* LISTE DES TÂCHES *
**a.** Répondez à ces questions sur le texte consacré à la figure de Satan :
(i) À quelle époque la figure satanique prend-elle toute sa substance démoniaque ?
(ii) Chez Dante, dans quoi le diable est-il coincé ?
(iii) Quel nom, déjà donné à Lucifer à l'époque romaine, Tasso réutilise-t-il ?
**b.** Citez le texte consacré à la figure de Satan depuis « À la Renaissance, et » jusqu'à « définition, le vaincu. » inclus.

* TEXTE À LIRE *
Satan donc, Lucifer, Belzébuth, qui
pour certains démonologues sont en fait trois démons, trois princes
des enfers bien distincts, représentent la même entité dans les
écritures. Si dans l'antiquité la figure même du roi des enfers
faisait partie du décor (Hadès était un dieu comme les autres),
c'est au Moyen Âge que la figure satanique prend toute sa substance
démoniaque. Il fallait faire peur, l'homme devait par-dessus tout
craindre l'enfer et supporter sa vie sur Terre, aussi merdique
soit-elle. C'est à ce moment-là que la connotation morale du Mal
fait son entrée.
À cette époque, l'iconographie se concentre sur
les aspects les plus désagréables et les plus monstrueux que l'on
puisse imaginer. Satan n'a rien d'humain, le lien entre le mal et la
bestialité est à son paroxysme, il faut montrer l'enfer pour que le
croyant le craigne et agisse, tout au long de sa vie, dans la lumière
de Dieu. Dante, dans sa Divine Comédie, présente le diable
comme une monstruosité un peu grotesque, immense bête qui dévore les pécheurs. Il est humilié, car il est coincé
dans la glace qu'il produit lui-même, il est l'image même de la
défaite.
À la Renaissance, et ce, malgré la
découverte des classiques, l'aspect moral marquera à jamais Lucifer
comme la bête, le menteur, le méchant de l'histoire et par
définition, le vaincu.
Les choses commenceront à changer à
la fin du XVIe et au XVIIe siècle avec trois
grandes œuvres majeures qui marqueront à jamais la figure
luciférienne : la Gerusalemme
Liberata de
Torquato Tasso (œuvre magistrale traduite en français par La
Jérusalem libérée),
Le Paradis perdu
de John Milton et Le
Diable boiteux de
Le Sage.
C'est
Tasso (appelé également Le
Tasse en France)
qui entérinera le changement subtil de la figure de Satan dans sa
Jérusalem libérée,
en s'inspirant directement des classiques de l'antiquité. En effet,
la reprise de la tradition classique poussera le poète à réutiliser
le nom de Pluton
déjà donné à Lucifer à l'époque romaine. Il lui confère
également une autorité et une royauté certaine malgré sa chute,
majesté qu'il avait perdue au Moyen Âge. Le Diable s'entoure de
démons à la mine chevaleresque ; ainsi se met en place une
certaine hiérarchie féodale.

* DONNÉES EXTRAITES *
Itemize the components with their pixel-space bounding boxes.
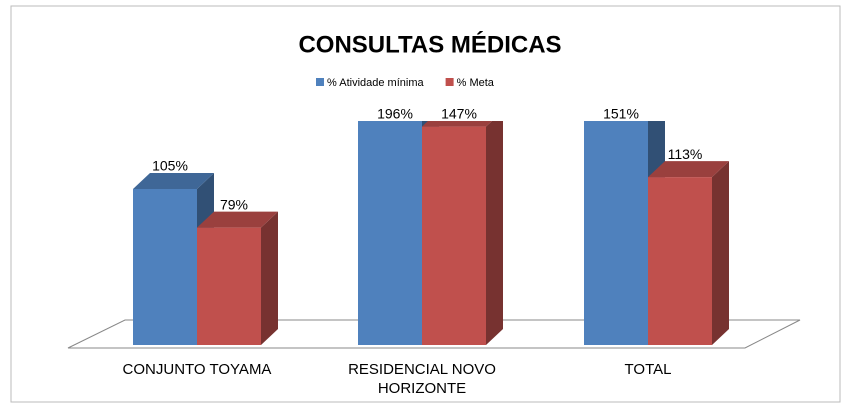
bar-top (648, 161, 729, 178)
x-tick-label: TOTAL (624, 361, 672, 378)
legend-swatch (445, 78, 454, 86)
bar (584, 121, 648, 346)
bar (358, 121, 422, 346)
chart-title: CONSULTAS MÉDICAS (298, 30, 561, 58)
bar-side (261, 211, 278, 345)
bar (422, 126, 486, 345)
bar (648, 177, 712, 345)
data-label: 113% (668, 146, 703, 162)
legend-label: % Atividade mínima (327, 77, 424, 89)
bar (133, 189, 197, 345)
data-label: 79% (220, 196, 248, 212)
bars (133, 121, 729, 346)
data-label: 151% (603, 106, 639, 122)
bar-top (197, 211, 278, 228)
bar-side (486, 121, 503, 345)
bar-side (712, 161, 729, 345)
legend-label: % Meta (457, 77, 495, 89)
data-label: 105% (152, 158, 188, 174)
x-tick-label: CONJUNTO TOYAMA (122, 361, 272, 378)
data-label: 196% (377, 106, 413, 122)
bar-top (133, 173, 214, 189)
x-tick-label: RESIDENCIAL NOVO HORIZONTE (348, 361, 496, 397)
chart-frame (10, 5, 841, 403)
floor (67, 319, 801, 349)
data-label: 147% (441, 106, 477, 122)
legend-swatch (316, 78, 324, 86)
bar (197, 227, 261, 345)
bar-top (422, 121, 492, 127)
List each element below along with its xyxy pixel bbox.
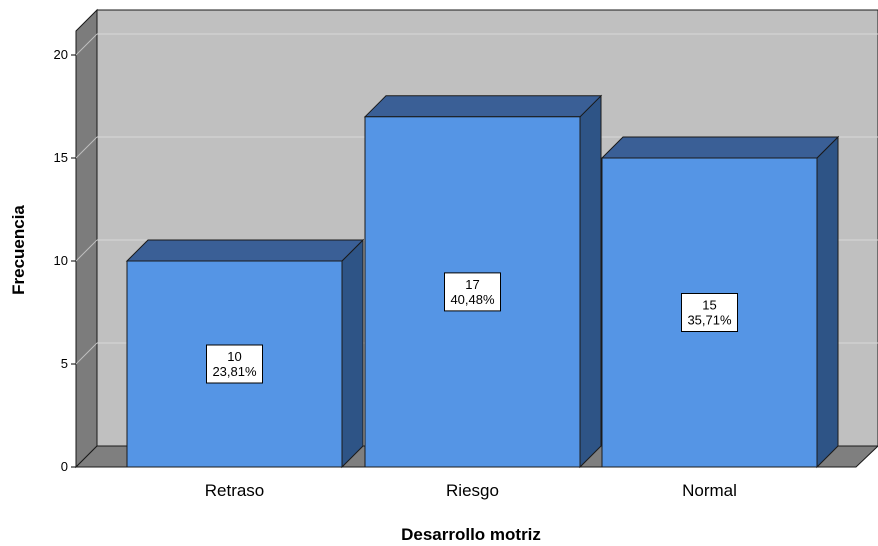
data-label-box: [681, 293, 738, 332]
gridline-side: [75, 239, 98, 262]
gridline-side: [75, 136, 98, 159]
data-label-percent: 23,81%: [212, 364, 257, 379]
data-label-box: [206, 344, 263, 384]
data-label-count: 10: [227, 349, 241, 364]
y-tick-label: 15: [54, 150, 68, 165]
chart-side-wall: [75, 8, 98, 469]
data-label-count: 15: [702, 298, 716, 313]
x-tick-label: Retraso: [205, 481, 265, 500]
y-tick-label: 10: [54, 253, 68, 268]
bar-side-face: [579, 94, 602, 469]
x-axis-title: Desarrollo motriz: [401, 525, 541, 544]
bar-side-face: [341, 238, 364, 469]
y-axis-title: Frecuencia: [9, 205, 28, 295]
y-tick-label: 5: [61, 356, 68, 371]
bar-top-face: [125, 239, 365, 262]
data-label-box: [444, 272, 501, 312]
gridline-side: [75, 33, 98, 56]
x-axis-labels: Retraso Riesgo Normal: [205, 481, 737, 500]
y-axis-ticks: 0 5 10 15 20: [54, 47, 76, 474]
y-tick-label: 0: [61, 459, 68, 474]
data-label-percent: 40,48%: [450, 292, 495, 307]
x-tick-label: Normal: [682, 481, 737, 500]
data-label-percent: 35,71%: [687, 313, 732, 328]
x-tick-label: Riesgo: [446, 481, 499, 500]
gridline-side: [75, 342, 98, 365]
data-label-count: 17: [465, 277, 479, 292]
bar-side-face: [816, 135, 839, 469]
bar-top-face: [363, 95, 603, 118]
y-tick-label: 20: [54, 47, 68, 62]
bar-top-face: [600, 136, 840, 159]
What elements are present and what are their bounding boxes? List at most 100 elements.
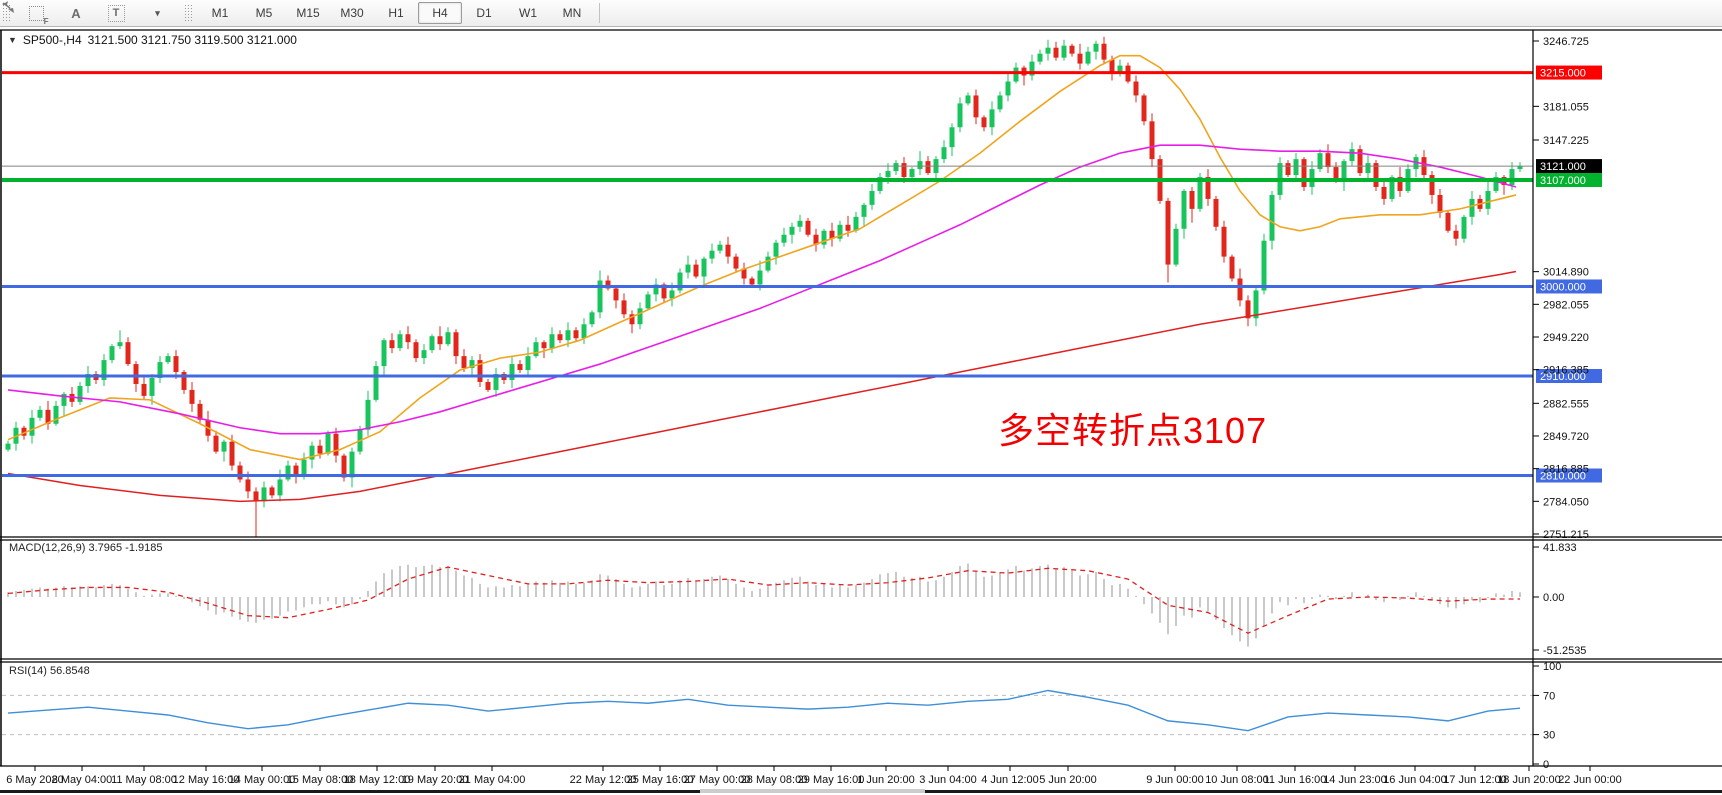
- timeframe-button-H4[interactable]: H4: [418, 2, 462, 24]
- candle-body: [1445, 212, 1451, 231]
- candle-body: [1437, 194, 1443, 213]
- candle-body: [1485, 190, 1491, 209]
- price-tag-label: 2810.000: [1540, 470, 1586, 482]
- rsi-axis-tick-label: 30: [1543, 730, 1555, 742]
- candle-body: [1141, 95, 1147, 122]
- candle-body: [989, 109, 995, 128]
- candle-body: [853, 216, 859, 231]
- horizontal-scrollbar-thumb[interactable]: [700, 789, 925, 793]
- candle-body: [285, 465, 291, 480]
- timeframe-button-W1[interactable]: W1: [519, 6, 537, 20]
- time-axis-label: 25 May 16:00: [627, 774, 694, 786]
- toolbar-drag-handle[interactable]: [2, 4, 12, 22]
- candle-body: [1133, 81, 1139, 96]
- candle-body: [621, 300, 627, 315]
- candle-body: [421, 350, 427, 359]
- candle-body: [373, 366, 379, 400]
- candle-body: [1357, 149, 1363, 174]
- time-axis-label: 4 Jun 12:00: [981, 774, 1039, 786]
- text-box-button[interactable]: T: [96, 2, 136, 24]
- shapes-grid-button[interactable]: F: [16, 2, 56, 26]
- arrows-tool-button[interactable]: ▾: [2, 1, 176, 24]
- candle-body: [1381, 186, 1387, 199]
- timeframe-button-D1[interactable]: D1: [476, 6, 492, 20]
- candle-body: [885, 171, 891, 178]
- price-axis-tick-label: 2751.215: [1543, 529, 1589, 541]
- candle-body: [605, 280, 611, 289]
- candle-body: [397, 334, 403, 349]
- timeframe-button-MN[interactable]: MN: [562, 6, 582, 20]
- timeframe-button-M1[interactable]: M1: [211, 6, 229, 20]
- candle-body: [149, 377, 155, 396]
- candle-body: [1341, 161, 1347, 182]
- candle-body: [909, 169, 915, 178]
- chart-dropdown-icon[interactable]: ▼: [8, 35, 17, 45]
- candle-body: [1509, 169, 1515, 185]
- candle-body: [341, 455, 347, 478]
- candle-body: [413, 342, 419, 359]
- rsi-axis-tick-label: 100: [1543, 661, 1561, 673]
- time-axis-label: 17 Jun 12:00: [1443, 774, 1507, 786]
- candle-body: [1197, 177, 1203, 209]
- rsi-axis-tick-label: 70: [1543, 690, 1555, 702]
- letter-a-icon: A: [71, 5, 81, 21]
- candle-body: [637, 308, 643, 325]
- text-label-button[interactable]: A: [56, 2, 96, 24]
- price-axis-tick-label: 3014.890: [1543, 267, 1589, 279]
- candle-body: [1269, 194, 1275, 241]
- candle-body: [1229, 256, 1235, 279]
- time-axis-label: 11 May 08:00: [111, 774, 177, 786]
- candle-body: [821, 230, 827, 245]
- candle-body: [709, 250, 715, 259]
- timeframe-button-M30[interactable]: M30: [340, 6, 364, 20]
- candle-body: [597, 280, 603, 313]
- candle-body: [173, 356, 179, 373]
- timeframe-buttons: M1 M5 M15 M30 H1 H4 D1 W1 MN: [198, 2, 594, 24]
- price-tag-bg: [1536, 159, 1602, 174]
- price-tag-bg: [1536, 369, 1602, 384]
- chart-annotation-text: 多空转折点3107: [998, 410, 1268, 451]
- timeframe-button-M5[interactable]: M5: [255, 6, 273, 20]
- candle-body: [1053, 47, 1059, 58]
- candle-body: [333, 433, 339, 456]
- timeframe-drag-handle[interactable]: [184, 4, 194, 22]
- time-axis-label: 19 May 20:00: [402, 774, 469, 786]
- time-axis-label: 12 May 16:00: [173, 774, 240, 786]
- time-axis-label: 14 May 00:00: [229, 774, 296, 786]
- symbol-period-label: SP500-,H4: [22, 33, 82, 47]
- candle-body: [1365, 163, 1371, 174]
- time-axis-label: 18 Jun 20:00: [1497, 774, 1561, 786]
- time-axis-label: 22 Jun 00:00: [1558, 774, 1622, 786]
- candle-body: [1453, 230, 1459, 239]
- macd-axis-tick-label: 41.833: [1543, 542, 1577, 554]
- candle-body: [781, 234, 787, 243]
- time-axis-label: 10 Jun 08:00: [1205, 774, 1269, 786]
- candle-body: [613, 288, 619, 301]
- candle-body: [237, 465, 243, 480]
- ma-mid-magenta: [7, 144, 1517, 435]
- candle-body: [725, 244, 731, 257]
- candle-body: [693, 264, 699, 277]
- candle-body: [733, 256, 739, 269]
- candle-body: [181, 372, 187, 390]
- candle-body: [1429, 175, 1435, 195]
- rsi-line: [7, 689, 1521, 732]
- candle-body: [1069, 45, 1075, 54]
- candle-body: [5, 443, 11, 450]
- candle-body: [381, 340, 387, 367]
- price-tag-label: 3215.000: [1540, 68, 1586, 80]
- candle-body: [877, 177, 883, 191]
- candle-body: [253, 491, 259, 502]
- candle-body: [1085, 51, 1091, 64]
- candle-body: [189, 389, 195, 404]
- timeframe-button-M15[interactable]: M15: [296, 6, 320, 20]
- timeframe-button-H1[interactable]: H1: [388, 6, 404, 20]
- time-axis-label: 1 Jun 20:00: [857, 774, 915, 786]
- candle-body: [565, 330, 571, 341]
- candle-body: [1325, 153, 1331, 168]
- letter-t-icon: T: [107, 4, 125, 22]
- candle-body: [717, 244, 723, 251]
- candle-body: [437, 336, 443, 345]
- candle-body: [1301, 159, 1307, 187]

* RÉSULTATS DANS L'ORDRE *
**a.**
(i) Au Moyen Âge.
(ii) Dans la glace qu'il produit lui-même.
(iii) Pluton.

**b.**
À la Renaissance, et ce, malgré la
découverte des classiques, l'aspect moral marquera à jamais Lucifer
comme la bête, le menteur, le méchant de l'histoire et par
définition, le vaincu.